Stated problem ▸ Give back the records below exactly, every one, with no pictures.

Source records

..........

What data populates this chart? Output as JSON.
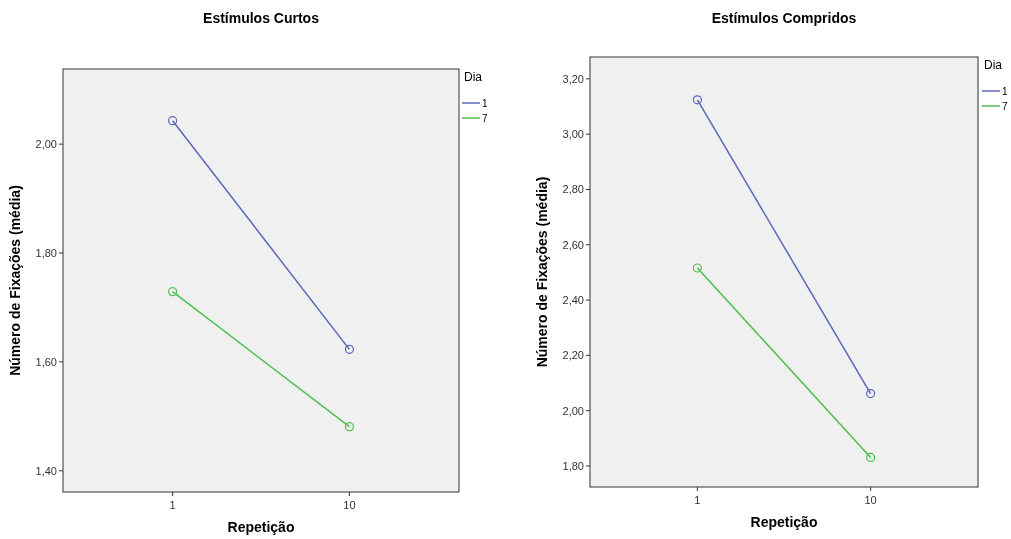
{
  "chart_data": [
    {
      "type": "line",
      "title": "Estímulos Curtos",
      "xlabel": "Repetição",
      "ylabel": "Número de Fixações (média)",
      "legend_title": "Dia",
      "legend": "top right",
      "marker": "circle",
      "grid": false,
      "categories": [
        "1",
        "10"
      ],
      "ylim": [
        1.361,
        2.138
      ],
      "yticks": [
        {
          "value": 1.4,
          "label": "1,40"
        },
        {
          "value": 1.6,
          "label": "1,60"
        },
        {
          "value": 1.8,
          "label": "1,80"
        },
        {
          "value": 2.0,
          "label": "2,00"
        }
      ],
      "series": [
        {
          "name": "1",
          "color": "#5b68b8",
          "values": [
            2.043,
            1.623
          ]
        },
        {
          "name": "7",
          "color": "#4cbf4c",
          "values": [
            1.729,
            1.481
          ]
        }
      ]
    },
    {
      "type": "line",
      "title": "Estímulos Compridos",
      "xlabel": "Repetição",
      "ylabel": "Número de Fixações (média)",
      "legend_title": "Dia",
      "legend": "top right",
      "marker": "circle",
      "grid": false,
      "categories": [
        "1",
        "10"
      ],
      "ylim": [
        1.724,
        3.279
      ],
      "yticks": [
        {
          "value": 1.8,
          "label": "1,80"
        },
        {
          "value": 2.0,
          "label": "2,00"
        },
        {
          "value": 2.2,
          "label": "2,20"
        },
        {
          "value": 2.4,
          "label": "2,40"
        },
        {
          "value": 2.6,
          "label": "2,60"
        },
        {
          "value": 2.8,
          "label": "2,80"
        },
        {
          "value": 3.0,
          "label": "3,00"
        },
        {
          "value": 3.2,
          "label": "3,20"
        }
      ],
      "series": [
        {
          "name": "1",
          "color": "#5b68b8",
          "values": [
            3.124,
            2.062
          ]
        },
        {
          "name": "7",
          "color": "#4cbf4c",
          "values": [
            2.516,
            1.831
          ]
        }
      ]
    }
  ]
}
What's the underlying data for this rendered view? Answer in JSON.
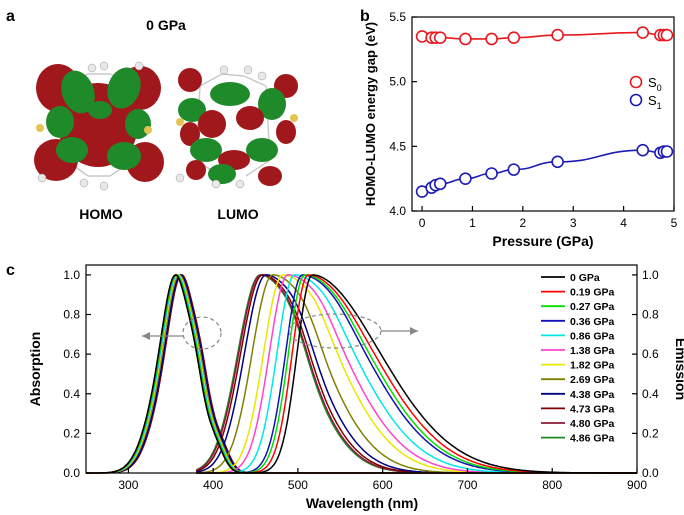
{
  "panel_labels": {
    "a": "a",
    "b": "b",
    "c": "c"
  },
  "panel_a": {
    "title": "0 GPa",
    "orbitals": [
      {
        "label": "HOMO",
        "lobe_colors": [
          "#a0181c",
          "#1f8a2a"
        ]
      },
      {
        "label": "LUMO",
        "lobe_colors": [
          "#a0181c",
          "#1f8a2a"
        ]
      }
    ]
  },
  "chart_data": [
    {
      "type": "scatter",
      "panel": "b",
      "title": "",
      "xlabel": "Pressure (GPa)",
      "ylabel": "HOMO-LUMO  energy gap (eV)",
      "xlim": [
        -0.2,
        5.0
      ],
      "ylim": [
        4.0,
        5.5
      ],
      "xticks": [
        0,
        1,
        2,
        3,
        4,
        5
      ],
      "xtick_labels": [
        "0",
        "1",
        "2",
        "3",
        "4",
        "5"
      ],
      "yticks": [
        4.0,
        4.5,
        5.0,
        5.5
      ],
      "ytick_labels": [
        "4.0",
        "4.5",
        "5.0",
        "5.5"
      ],
      "legend_position": "right",
      "x": [
        0,
        0.19,
        0.27,
        0.36,
        0.86,
        1.38,
        1.82,
        2.69,
        4.38,
        4.73,
        4.8,
        4.86
      ],
      "series": [
        {
          "name": "S0",
          "label_main": "S",
          "label_sub": "0",
          "color": "#e8191e",
          "values": [
            5.35,
            5.34,
            5.34,
            5.34,
            5.33,
            5.33,
            5.34,
            5.36,
            5.38,
            5.36,
            5.36,
            5.36
          ]
        },
        {
          "name": "S1",
          "label_main": "S",
          "label_sub": "1",
          "color": "#1c1cb4",
          "values": [
            4.15,
            4.18,
            4.2,
            4.21,
            4.25,
            4.29,
            4.32,
            4.38,
            4.47,
            4.45,
            4.46,
            4.46
          ]
        }
      ]
    },
    {
      "type": "line",
      "panel": "c",
      "title": "",
      "xlabel": "Wavelength (nm)",
      "ylabel_left": "Absorption",
      "ylabel_right": "Emission",
      "xlim": [
        250,
        900
      ],
      "ylim": [
        0,
        1.05
      ],
      "xticks": [
        300,
        400,
        500,
        600,
        700,
        800,
        900
      ],
      "xtick_labels": [
        "300",
        "400",
        "500",
        "600",
        "700",
        "800",
        "900"
      ],
      "yticks": [
        0.0,
        0.2,
        0.4,
        0.6,
        0.8,
        1.0
      ],
      "ytick_labels": [
        "0.0",
        "0.2",
        "0.4",
        "0.6",
        "0.8",
        "1.0"
      ],
      "legend_position": "top-right",
      "series": [
        {
          "name": "0 GPa",
          "color": "#000000",
          "abs_peak": 358,
          "em_peak": 517
        },
        {
          "name": "0.19 GPa",
          "color": "#ff0000",
          "abs_peak": 358,
          "em_peak": 512
        },
        {
          "name": "0.27 GPa",
          "color": "#00e000",
          "abs_peak": 359,
          "em_peak": 508
        },
        {
          "name": "0.36 GPa",
          "color": "#1111b8",
          "abs_peak": 359,
          "em_peak": 505
        },
        {
          "name": "0.86 GPa",
          "color": "#00e8e8",
          "abs_peak": 360,
          "em_peak": 496
        },
        {
          "name": "1.38 GPa",
          "color": "#ff44cc",
          "abs_peak": 360,
          "em_peak": 488
        },
        {
          "name": "1.82 GPa",
          "color": "#e8e800",
          "abs_peak": 361,
          "em_peak": 482
        },
        {
          "name": "2.69 GPa",
          "color": "#808000",
          "abs_peak": 362,
          "em_peak": 470
        },
        {
          "name": "4.38 GPa",
          "color": "#000080",
          "abs_peak": 364,
          "em_peak": 462
        },
        {
          "name": "4.73 GPa",
          "color": "#800000",
          "abs_peak": 365,
          "em_peak": 458
        },
        {
          "name": "4.80 GPa",
          "color": "#8b1a3a",
          "abs_peak": 365,
          "em_peak": 456
        },
        {
          "name": "4.86 GPa",
          "color": "#1f8a2a",
          "abs_peak": 365,
          "em_peak": 455
        }
      ]
    }
  ]
}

..........

Solved problem ▸
What data populates this chart? Output as JSON.
{
  "chart_data": [
    {
      "type": "line",
      "title": "Estímulos Curtos",
      "xlabel": "Repetição",
      "ylabel": "Número de Fixações (média)",
      "legend_title": "Dia",
      "legend": "top right",
      "marker": "circle",
      "grid": false,
      "categories": [
        "1",
        "10"
      ],
      "ylim": [
        1.361,
        2.138
      ],
      "yticks": [
        {
          "value": 1.4,
          "label": "1,40"
        },
        {
          "value": 1.6,
          "label": "1,60"
        },
        {
          "value": 1.8,
          "label": "1,80"
        },
        {
          "value": 2.0,
          "label": "2,00"
        }
      ],
      "series": [
        {
          "name": "1",
          "color": "#5b68b8",
          "values": [
            2.043,
            1.623
          ]
        },
        {
          "name": "7",
          "color": "#4cbf4c",
          "values": [
            1.729,
            1.481
          ]
        }
      ]
    },
    {
      "type": "line",
      "title": "Estímulos Compridos",
      "xlabel": "Repetição",
      "ylabel": "Número de Fixações (média)",
      "legend_title": "Dia",
      "legend": "top right",
      "marker": "circle",
      "grid": false,
      "categories": [
        "1",
        "10"
      ],
      "ylim": [
        1.724,
        3.279
      ],
      "yticks": [
        {
          "value": 1.8,
          "label": "1,80"
        },
        {
          "value": 2.0,
          "label": "2,00"
        },
        {
          "value": 2.2,
          "label": "2,20"
        },
        {
          "value": 2.4,
          "label": "2,40"
        },
        {
          "value": 2.6,
          "label": "2,60"
        },
        {
          "value": 2.8,
          "label": "2,80"
        },
        {
          "value": 3.0,
          "label": "3,00"
        },
        {
          "value": 3.2,
          "label": "3,20"
        }
      ],
      "series": [
        {
          "name": "1",
          "color": "#5b68b8",
          "values": [
            3.124,
            2.062
          ]
        },
        {
          "name": "7",
          "color": "#4cbf4c",
          "values": [
            2.516,
            1.831
          ]
        }
      ]
    }
  ]
}
What's the underlying data for this rendered view? Answer in JSON.
{
  "panel_labels": {
    "a": "a",
    "b": "b",
    "c": "c"
  },
  "panel_a": {
    "title": "0 GPa",
    "orbitals": [
      {
        "label": "HOMO",
        "lobe_colors": [
          "#a0181c",
          "#1f8a2a"
        ]
      },
      {
        "label": "LUMO",
        "lobe_colors": [
          "#a0181c",
          "#1f8a2a"
        ]
      }
    ]
  },
  "chart_data": [
    {
      "type": "scatter",
      "panel": "b",
      "title": "",
      "xlabel": "Pressure (GPa)",
      "ylabel": "HOMO-LUMO  energy gap (eV)",
      "xlim": [
        -0.2,
        5.0
      ],
      "ylim": [
        4.0,
        5.5
      ],
      "xticks": [
        0,
        1,
        2,
        3,
        4,
        5
      ],
      "xtick_labels": [
        "0",
        "1",
        "2",
        "3",
        "4",
        "5"
      ],
      "yticks": [
        4.0,
        4.5,
        5.0,
        5.5
      ],
      "ytick_labels": [
        "4.0",
        "4.5",
        "5.0",
        "5.5"
      ],
      "legend_position": "right",
      "x": [
        0,
        0.19,
        0.27,
        0.36,
        0.86,
        1.38,
        1.82,
        2.69,
        4.38,
        4.73,
        4.8,
        4.86
      ],
      "series": [
        {
          "name": "S0",
          "label_main": "S",
          "label_sub": "0",
          "color": "#e8191e",
          "values": [
            5.35,
            5.34,
            5.34,
            5.34,
            5.33,
            5.33,
            5.34,
            5.36,
            5.38,
            5.36,
            5.36,
            5.36
          ]
        },
        {
          "name": "S1",
          "label_main": "S",
          "label_sub": "1",
          "color": "#1c1cb4",
          "values": [
            4.15,
            4.18,
            4.2,
            4.21,
            4.25,
            4.29,
            4.32,
            4.38,
            4.47,
            4.45,
            4.46,
            4.46
          ]
        }
      ]
    },
    {
      "type": "line",
      "panel": "c",
      "title": "",
      "xlabel": "Wavelength (nm)",
      "ylabel_left": "Absorption",
      "ylabel_right": "Emission",
      "xlim": [
        250,
        900
      ],
      "ylim": [
        0,
        1.05
      ],
      "xticks": [
        300,
        400,
        500,
        600,
        700,
        800,
        900
      ],
      "xtick_labels": [
        "300",
        "400",
        "500",
        "600",
        "700",
        "800",
        "900"
      ],
      "yticks": [
        0.0,
        0.2,
        0.4,
        0.6,
        0.8,
        1.0
      ],
      "ytick_labels": [
        "0.0",
        "0.2",
        "0.4",
        "0.6",
        "0.8",
        "1.0"
      ],
      "legend_position": "top-right",
      "series": [
        {
          "name": "0 GPa",
          "color": "#000000",
          "abs_peak": 358,
          "em_peak": 517
        },
        {
          "name": "0.19 GPa",
          "color": "#ff0000",
          "abs_peak": 358,
          "em_peak": 512
        },
        {
          "name": "0.27 GPa",
          "color": "#00e000",
          "abs_peak": 359,
          "em_peak": 508
        },
        {
          "name": "0.36 GPa",
          "color": "#1111b8",
          "abs_peak": 359,
          "em_peak": 505
        },
        {
          "name": "0.86 GPa",
          "color": "#00e8e8",
          "abs_peak": 360,
          "em_peak": 496
        },
        {
          "name": "1.38 GPa",
          "color": "#ff44cc",
          "abs_peak": 360,
          "em_peak": 488
        },
        {
          "name": "1.82 GPa",
          "color": "#e8e800",
          "abs_peak": 361,
          "em_peak": 482
        },
        {
          "name": "2.69 GPa",
          "color": "#808000",
          "abs_peak": 362,
          "em_peak": 470
        },
        {
          "name": "4.38 GPa",
          "color": "#000080",
          "abs_peak": 364,
          "em_peak": 462
        },
        {
          "name": "4.73 GPa",
          "color": "#800000",
          "abs_peak": 365,
          "em_peak": 458
        },
        {
          "name": "4.80 GPa",
          "color": "#8b1a3a",
          "abs_peak": 365,
          "em_peak": 456
        },
        {
          "name": "4.86 GPa",
          "color": "#1f8a2a",
          "abs_peak": 365,
          "em_peak": 455
        }
      ]
    }
  ]
}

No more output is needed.